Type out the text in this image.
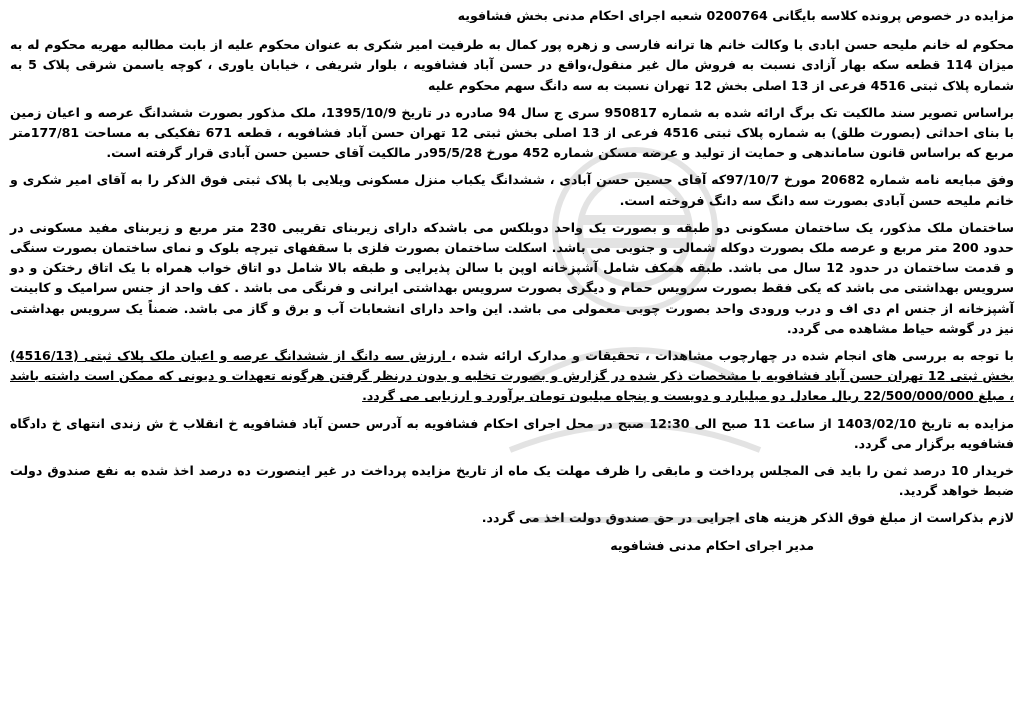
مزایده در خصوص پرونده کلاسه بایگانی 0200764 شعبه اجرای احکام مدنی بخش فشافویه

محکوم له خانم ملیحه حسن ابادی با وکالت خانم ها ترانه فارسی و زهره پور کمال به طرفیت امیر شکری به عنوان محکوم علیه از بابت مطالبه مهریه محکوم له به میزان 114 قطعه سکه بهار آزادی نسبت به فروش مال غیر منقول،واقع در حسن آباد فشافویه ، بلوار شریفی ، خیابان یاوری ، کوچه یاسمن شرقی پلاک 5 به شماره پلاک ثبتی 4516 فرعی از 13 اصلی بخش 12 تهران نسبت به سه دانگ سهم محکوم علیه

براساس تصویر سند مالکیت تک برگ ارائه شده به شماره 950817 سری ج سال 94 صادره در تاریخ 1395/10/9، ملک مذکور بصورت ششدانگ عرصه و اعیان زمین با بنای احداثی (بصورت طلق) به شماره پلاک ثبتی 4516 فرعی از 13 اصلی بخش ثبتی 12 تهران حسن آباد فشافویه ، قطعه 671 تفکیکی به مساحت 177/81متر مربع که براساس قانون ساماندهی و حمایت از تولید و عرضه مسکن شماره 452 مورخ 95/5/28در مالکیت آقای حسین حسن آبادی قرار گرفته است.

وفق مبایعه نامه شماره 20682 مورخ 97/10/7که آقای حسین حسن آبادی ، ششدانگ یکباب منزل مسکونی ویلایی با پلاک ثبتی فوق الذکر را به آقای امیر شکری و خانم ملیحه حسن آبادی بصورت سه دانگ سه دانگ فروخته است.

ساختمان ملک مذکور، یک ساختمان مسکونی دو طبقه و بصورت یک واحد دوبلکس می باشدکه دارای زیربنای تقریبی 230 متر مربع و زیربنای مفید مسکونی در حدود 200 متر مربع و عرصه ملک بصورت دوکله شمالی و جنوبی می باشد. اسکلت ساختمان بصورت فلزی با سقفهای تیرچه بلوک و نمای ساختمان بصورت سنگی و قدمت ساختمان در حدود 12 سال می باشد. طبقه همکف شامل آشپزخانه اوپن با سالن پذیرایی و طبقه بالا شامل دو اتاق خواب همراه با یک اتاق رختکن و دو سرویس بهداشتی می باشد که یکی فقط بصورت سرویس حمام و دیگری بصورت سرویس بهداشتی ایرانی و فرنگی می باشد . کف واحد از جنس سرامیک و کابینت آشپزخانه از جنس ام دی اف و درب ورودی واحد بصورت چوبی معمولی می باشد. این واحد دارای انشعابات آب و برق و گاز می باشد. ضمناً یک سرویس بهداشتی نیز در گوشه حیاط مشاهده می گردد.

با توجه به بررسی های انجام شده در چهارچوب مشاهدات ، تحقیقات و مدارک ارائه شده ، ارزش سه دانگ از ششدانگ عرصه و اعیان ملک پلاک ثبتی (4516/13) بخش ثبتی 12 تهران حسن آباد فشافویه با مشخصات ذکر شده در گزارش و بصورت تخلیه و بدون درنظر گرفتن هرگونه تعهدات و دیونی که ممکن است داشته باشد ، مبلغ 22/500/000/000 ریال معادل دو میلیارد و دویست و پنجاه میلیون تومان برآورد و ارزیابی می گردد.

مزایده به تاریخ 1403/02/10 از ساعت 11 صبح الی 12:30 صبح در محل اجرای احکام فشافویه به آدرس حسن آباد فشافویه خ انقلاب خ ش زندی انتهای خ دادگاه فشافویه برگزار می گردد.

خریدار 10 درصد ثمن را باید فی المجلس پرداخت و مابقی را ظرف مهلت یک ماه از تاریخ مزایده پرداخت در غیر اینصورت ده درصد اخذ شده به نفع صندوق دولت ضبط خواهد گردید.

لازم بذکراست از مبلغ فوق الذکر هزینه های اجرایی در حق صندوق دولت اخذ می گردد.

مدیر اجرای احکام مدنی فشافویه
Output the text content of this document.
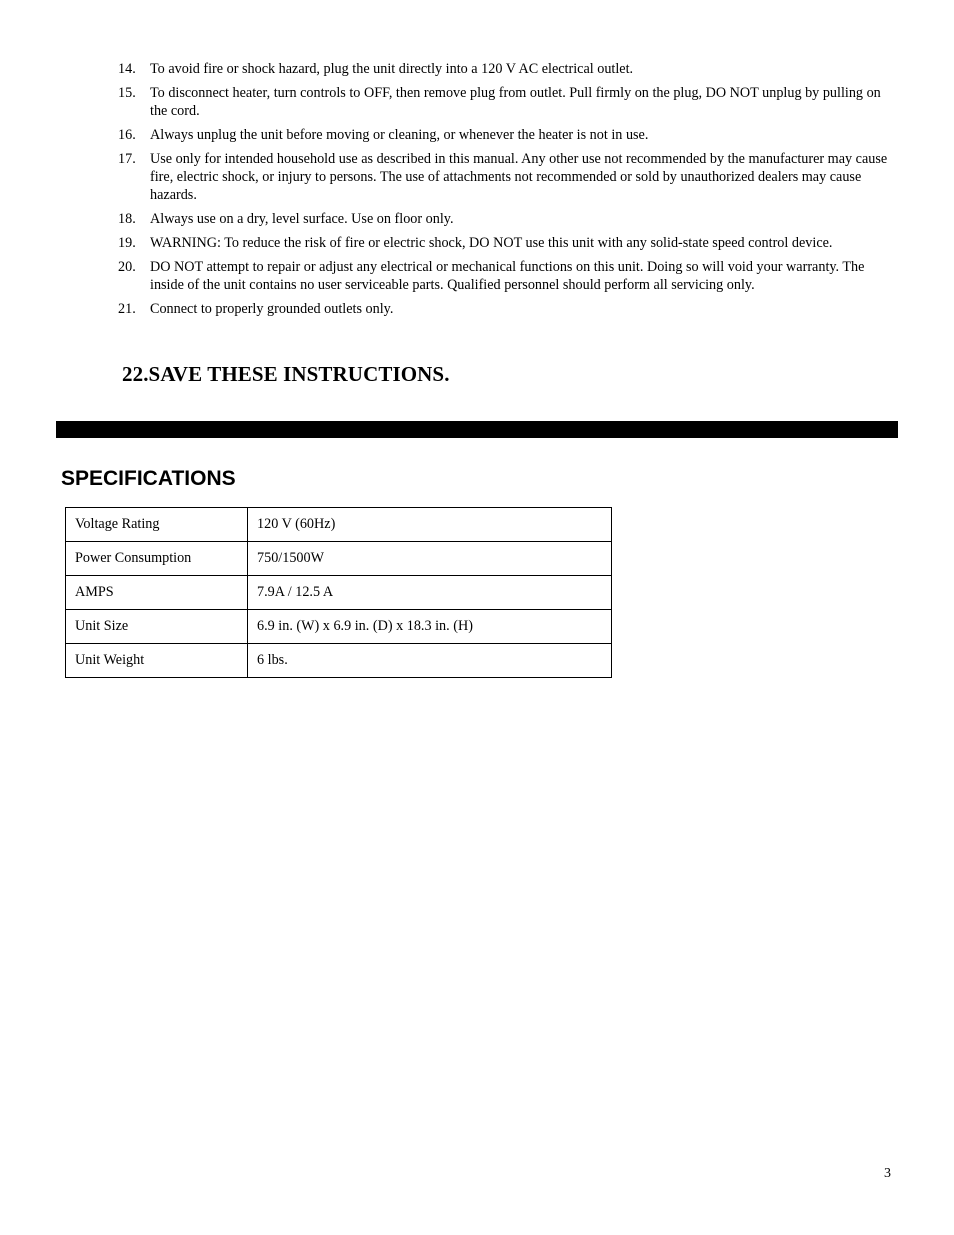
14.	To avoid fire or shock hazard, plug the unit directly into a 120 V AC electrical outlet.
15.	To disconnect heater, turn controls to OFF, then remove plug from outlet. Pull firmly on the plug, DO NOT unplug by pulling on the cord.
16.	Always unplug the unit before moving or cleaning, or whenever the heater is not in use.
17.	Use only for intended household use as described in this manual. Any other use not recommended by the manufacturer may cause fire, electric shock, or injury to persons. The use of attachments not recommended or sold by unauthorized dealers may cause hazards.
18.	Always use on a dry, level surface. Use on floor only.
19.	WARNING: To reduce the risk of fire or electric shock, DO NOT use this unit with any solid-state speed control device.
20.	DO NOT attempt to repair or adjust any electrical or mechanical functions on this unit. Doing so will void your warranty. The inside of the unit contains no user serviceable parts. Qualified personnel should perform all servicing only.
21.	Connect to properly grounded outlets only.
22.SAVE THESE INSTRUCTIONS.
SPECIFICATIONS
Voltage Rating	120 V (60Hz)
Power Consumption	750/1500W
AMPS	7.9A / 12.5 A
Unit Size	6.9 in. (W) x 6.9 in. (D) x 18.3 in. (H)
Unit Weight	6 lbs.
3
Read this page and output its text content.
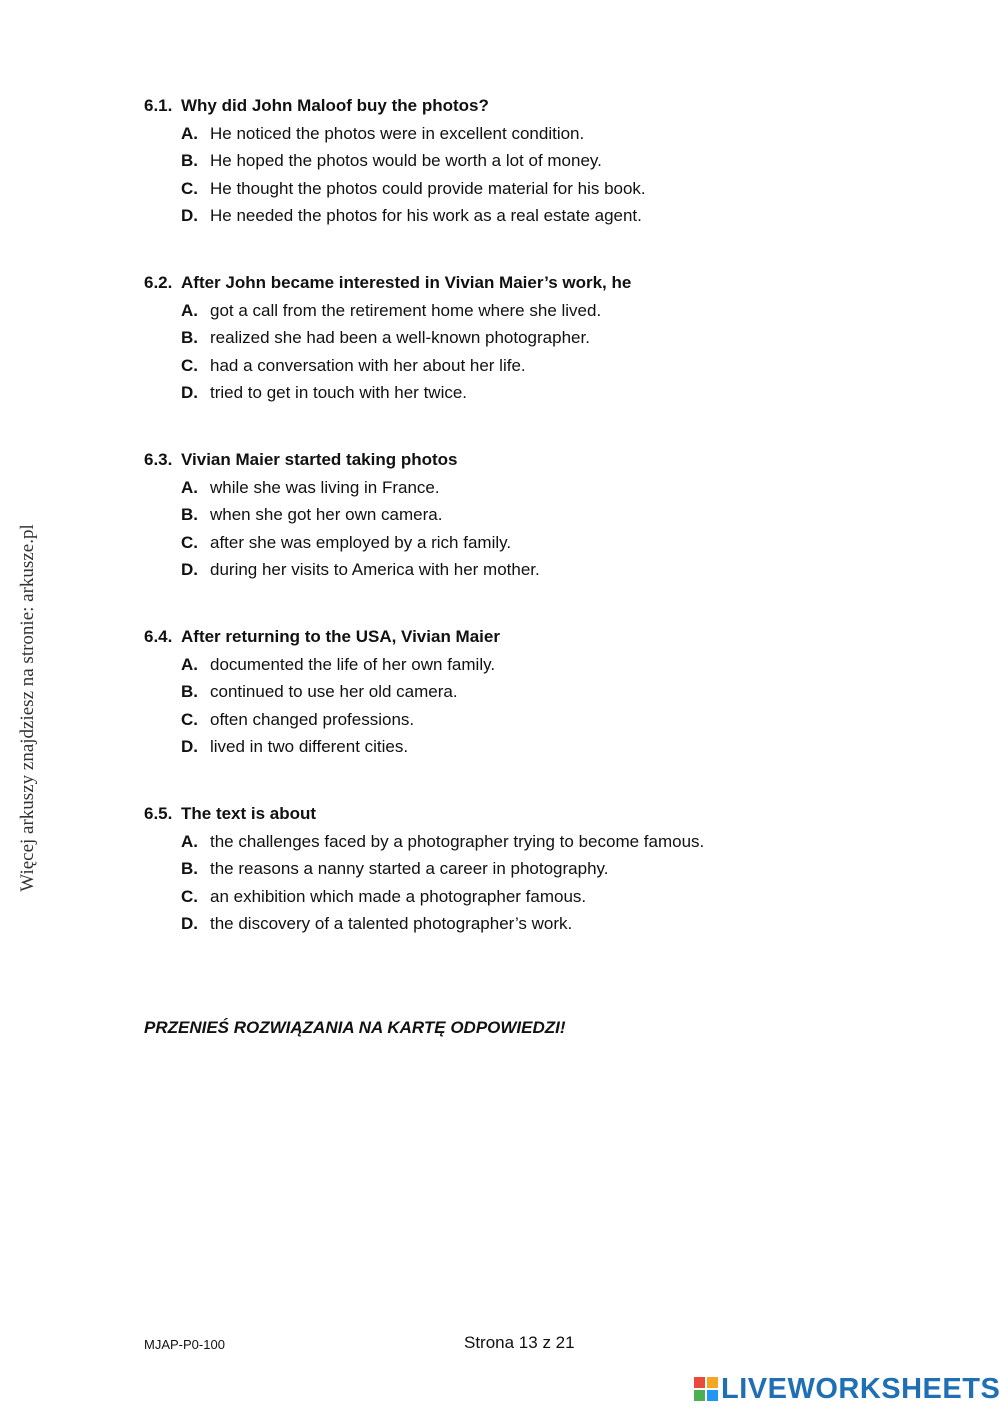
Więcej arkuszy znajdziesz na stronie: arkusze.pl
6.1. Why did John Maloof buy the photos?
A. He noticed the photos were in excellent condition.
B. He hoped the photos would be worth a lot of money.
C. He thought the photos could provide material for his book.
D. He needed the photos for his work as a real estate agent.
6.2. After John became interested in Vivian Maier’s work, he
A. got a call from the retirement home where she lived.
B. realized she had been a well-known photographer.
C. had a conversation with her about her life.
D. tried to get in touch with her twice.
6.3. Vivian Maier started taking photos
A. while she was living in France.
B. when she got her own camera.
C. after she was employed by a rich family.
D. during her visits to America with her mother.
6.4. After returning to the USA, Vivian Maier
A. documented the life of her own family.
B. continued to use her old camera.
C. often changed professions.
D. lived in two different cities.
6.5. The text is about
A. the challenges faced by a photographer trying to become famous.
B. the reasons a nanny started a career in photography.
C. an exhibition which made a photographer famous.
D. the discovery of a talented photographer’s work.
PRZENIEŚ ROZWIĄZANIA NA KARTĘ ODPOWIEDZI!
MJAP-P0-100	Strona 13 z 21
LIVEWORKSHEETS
::::
TASK TO COMPLETE
Go over the data above and copy every line that has the word "قطعه" in it.

WRITTEN RESPONSE
محکوم له خانم ملیحه حسن ابادی با وکالت خانم ها ترانه فارسی و زهره پور کمال به طرفیت امیر شکری به عنوان محکوم علیه از بابت مطالبه مهریه محکوم له به میزان 114 قطعه سکه بهار آزادی نسبت به فروش مال غیر منقول،واقع در حسن آباد فشافویه ، بلوار شریفی ، خیابان یاوری ، کوچه یاسمن شرقی پلاک 5 به شماره پلاک ثبتی 4516 فرعی از 13 اصلی بخش 12 تهران نسبت به سه دانگ سهم محکوم علیه
براساس تصویر سند مالکیت تک برگ ارائه شده به شماره 950817 سری ج سال 94 صادره در تاریخ 1395/10/9، ملک مذکور بصورت ششدانگ عرصه و اعیان زمین با بنای احداثی (بصورت طلق) به شماره پلاک ثبتی 4516 فرعی از 13 اصلی بخش ثبتی 12 تهران حسن آباد فشافویه ، قطعه 671 تفکیکی به مساحت 177/81متر مربع که براساس قانون ساماندهی و حمایت از تولید و عرضه مسکن شماره 452 مورخ 95/5/28در مالکیت آقای حسین حسن آبادی قرار گرفته است.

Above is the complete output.